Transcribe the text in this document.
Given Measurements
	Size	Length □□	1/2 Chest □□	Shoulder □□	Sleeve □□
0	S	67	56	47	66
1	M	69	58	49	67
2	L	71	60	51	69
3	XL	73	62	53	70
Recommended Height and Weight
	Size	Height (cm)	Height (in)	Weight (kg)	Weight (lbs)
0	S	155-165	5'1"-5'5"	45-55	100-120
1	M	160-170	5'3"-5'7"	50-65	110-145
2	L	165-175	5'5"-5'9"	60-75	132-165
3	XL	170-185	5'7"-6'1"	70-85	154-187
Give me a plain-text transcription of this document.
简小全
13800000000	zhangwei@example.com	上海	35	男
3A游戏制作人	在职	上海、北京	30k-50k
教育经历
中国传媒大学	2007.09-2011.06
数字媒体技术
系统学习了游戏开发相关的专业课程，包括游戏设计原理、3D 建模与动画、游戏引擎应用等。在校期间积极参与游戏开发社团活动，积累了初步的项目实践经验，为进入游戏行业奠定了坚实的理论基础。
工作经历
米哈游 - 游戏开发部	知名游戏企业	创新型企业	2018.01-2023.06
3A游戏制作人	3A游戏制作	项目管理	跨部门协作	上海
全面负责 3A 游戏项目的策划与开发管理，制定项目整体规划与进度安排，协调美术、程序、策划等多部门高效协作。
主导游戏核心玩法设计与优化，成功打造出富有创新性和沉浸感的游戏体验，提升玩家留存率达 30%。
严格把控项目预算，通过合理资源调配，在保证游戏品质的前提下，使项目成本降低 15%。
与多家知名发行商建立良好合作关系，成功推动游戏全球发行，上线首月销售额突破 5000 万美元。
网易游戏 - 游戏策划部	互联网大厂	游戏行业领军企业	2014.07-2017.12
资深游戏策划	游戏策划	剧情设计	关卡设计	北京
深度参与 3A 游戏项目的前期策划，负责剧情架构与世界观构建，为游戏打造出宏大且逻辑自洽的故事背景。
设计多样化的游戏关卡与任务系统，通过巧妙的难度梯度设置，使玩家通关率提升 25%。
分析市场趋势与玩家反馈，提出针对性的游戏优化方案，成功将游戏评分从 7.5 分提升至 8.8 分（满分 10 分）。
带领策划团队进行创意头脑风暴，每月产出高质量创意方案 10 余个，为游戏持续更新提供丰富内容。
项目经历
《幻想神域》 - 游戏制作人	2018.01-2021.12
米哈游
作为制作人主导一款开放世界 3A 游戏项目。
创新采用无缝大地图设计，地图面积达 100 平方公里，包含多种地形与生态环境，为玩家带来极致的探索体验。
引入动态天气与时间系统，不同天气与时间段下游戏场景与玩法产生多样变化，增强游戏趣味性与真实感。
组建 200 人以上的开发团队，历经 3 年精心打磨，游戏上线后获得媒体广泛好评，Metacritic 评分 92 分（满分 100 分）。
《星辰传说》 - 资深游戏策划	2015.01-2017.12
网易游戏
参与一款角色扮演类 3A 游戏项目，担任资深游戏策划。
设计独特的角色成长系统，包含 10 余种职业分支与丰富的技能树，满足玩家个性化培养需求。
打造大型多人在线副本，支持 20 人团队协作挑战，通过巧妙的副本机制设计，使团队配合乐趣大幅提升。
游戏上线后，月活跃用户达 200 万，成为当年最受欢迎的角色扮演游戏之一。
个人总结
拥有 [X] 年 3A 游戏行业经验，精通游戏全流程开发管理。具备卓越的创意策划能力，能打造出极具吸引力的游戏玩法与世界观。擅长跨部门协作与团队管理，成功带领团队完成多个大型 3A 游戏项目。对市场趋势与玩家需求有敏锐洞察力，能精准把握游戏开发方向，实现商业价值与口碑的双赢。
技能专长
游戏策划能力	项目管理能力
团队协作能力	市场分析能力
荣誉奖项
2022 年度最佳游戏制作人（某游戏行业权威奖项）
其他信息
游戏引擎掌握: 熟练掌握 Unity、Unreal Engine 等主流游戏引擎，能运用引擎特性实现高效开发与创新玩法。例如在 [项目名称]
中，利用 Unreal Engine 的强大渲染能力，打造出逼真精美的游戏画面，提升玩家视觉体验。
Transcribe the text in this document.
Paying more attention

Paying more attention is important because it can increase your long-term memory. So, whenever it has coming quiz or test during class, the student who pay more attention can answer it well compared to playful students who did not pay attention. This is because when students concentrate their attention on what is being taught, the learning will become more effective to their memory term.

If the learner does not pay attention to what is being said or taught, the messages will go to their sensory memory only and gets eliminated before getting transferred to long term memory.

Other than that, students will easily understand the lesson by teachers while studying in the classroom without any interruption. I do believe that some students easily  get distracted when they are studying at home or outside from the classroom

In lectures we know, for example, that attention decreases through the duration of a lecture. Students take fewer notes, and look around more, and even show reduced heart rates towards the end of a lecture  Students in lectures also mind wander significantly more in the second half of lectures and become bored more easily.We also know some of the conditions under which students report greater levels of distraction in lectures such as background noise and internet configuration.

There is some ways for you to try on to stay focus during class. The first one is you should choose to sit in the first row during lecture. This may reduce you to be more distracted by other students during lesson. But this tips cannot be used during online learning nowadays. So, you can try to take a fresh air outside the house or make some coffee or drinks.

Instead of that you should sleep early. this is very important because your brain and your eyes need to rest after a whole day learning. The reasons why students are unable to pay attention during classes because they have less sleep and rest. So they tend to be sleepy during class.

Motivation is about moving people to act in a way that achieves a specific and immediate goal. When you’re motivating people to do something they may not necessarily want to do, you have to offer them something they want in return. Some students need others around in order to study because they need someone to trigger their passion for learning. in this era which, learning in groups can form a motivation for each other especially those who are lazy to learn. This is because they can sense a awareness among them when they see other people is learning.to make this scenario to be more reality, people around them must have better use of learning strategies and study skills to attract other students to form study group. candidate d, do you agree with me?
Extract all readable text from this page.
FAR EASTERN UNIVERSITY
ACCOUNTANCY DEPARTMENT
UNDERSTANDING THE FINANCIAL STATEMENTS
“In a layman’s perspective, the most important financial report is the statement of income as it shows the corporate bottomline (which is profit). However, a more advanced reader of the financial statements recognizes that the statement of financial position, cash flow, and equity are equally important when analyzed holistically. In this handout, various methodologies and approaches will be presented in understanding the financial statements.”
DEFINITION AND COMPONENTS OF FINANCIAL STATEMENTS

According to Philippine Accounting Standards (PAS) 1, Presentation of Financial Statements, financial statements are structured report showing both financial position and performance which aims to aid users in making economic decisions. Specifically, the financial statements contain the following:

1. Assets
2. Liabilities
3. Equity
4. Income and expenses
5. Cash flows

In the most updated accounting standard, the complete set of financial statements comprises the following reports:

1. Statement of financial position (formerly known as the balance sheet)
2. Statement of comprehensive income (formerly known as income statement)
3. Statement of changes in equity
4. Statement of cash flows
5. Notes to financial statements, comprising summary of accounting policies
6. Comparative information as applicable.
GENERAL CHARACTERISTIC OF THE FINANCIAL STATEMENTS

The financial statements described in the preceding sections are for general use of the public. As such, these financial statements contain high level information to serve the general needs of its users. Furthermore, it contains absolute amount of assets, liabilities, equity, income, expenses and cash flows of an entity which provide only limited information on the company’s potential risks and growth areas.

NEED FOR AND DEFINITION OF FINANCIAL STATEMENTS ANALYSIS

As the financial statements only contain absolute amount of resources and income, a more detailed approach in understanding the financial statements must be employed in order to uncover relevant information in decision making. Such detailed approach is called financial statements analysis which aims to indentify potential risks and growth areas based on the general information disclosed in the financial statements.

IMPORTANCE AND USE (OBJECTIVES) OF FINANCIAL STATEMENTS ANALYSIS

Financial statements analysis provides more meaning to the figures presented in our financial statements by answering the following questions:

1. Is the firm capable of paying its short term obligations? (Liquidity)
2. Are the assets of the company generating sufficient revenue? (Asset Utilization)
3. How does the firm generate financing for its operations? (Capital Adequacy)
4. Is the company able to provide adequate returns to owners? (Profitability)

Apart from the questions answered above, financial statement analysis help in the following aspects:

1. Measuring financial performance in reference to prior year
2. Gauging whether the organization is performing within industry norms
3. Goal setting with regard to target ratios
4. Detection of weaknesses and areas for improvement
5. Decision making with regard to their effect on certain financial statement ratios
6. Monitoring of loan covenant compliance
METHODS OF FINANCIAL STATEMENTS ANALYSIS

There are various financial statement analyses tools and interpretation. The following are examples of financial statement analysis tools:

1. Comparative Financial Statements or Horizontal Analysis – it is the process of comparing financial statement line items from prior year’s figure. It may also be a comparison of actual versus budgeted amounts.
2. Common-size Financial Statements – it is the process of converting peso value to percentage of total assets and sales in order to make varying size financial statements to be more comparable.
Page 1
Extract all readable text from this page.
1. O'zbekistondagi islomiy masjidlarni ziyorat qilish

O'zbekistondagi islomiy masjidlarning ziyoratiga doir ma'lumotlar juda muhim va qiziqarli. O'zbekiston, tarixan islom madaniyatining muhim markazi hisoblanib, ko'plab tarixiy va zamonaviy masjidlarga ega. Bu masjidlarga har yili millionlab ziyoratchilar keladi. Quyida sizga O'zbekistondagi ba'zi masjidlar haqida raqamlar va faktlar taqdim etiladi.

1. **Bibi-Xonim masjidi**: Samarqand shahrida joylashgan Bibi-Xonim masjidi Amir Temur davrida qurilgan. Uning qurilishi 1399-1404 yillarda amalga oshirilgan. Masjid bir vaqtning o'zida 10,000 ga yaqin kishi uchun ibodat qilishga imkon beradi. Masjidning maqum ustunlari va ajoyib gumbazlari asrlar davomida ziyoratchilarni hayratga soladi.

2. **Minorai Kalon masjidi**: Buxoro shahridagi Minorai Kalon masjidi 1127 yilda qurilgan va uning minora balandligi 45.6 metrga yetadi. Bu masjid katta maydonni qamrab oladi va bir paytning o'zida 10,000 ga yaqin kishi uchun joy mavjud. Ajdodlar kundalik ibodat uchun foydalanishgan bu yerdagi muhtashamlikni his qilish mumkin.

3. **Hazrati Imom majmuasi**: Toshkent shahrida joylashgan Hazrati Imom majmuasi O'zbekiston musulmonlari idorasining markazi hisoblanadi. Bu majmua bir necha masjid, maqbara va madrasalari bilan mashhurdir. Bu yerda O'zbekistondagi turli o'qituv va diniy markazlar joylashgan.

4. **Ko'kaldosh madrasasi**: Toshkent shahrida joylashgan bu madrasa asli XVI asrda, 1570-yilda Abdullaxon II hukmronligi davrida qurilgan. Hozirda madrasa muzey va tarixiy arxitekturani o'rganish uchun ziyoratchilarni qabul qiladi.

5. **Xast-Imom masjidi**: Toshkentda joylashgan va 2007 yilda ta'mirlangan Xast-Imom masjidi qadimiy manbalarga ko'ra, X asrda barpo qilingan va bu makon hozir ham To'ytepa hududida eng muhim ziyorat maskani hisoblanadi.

------

Count every line in the data that contains the word "ratios", then give that count and nothing else.

2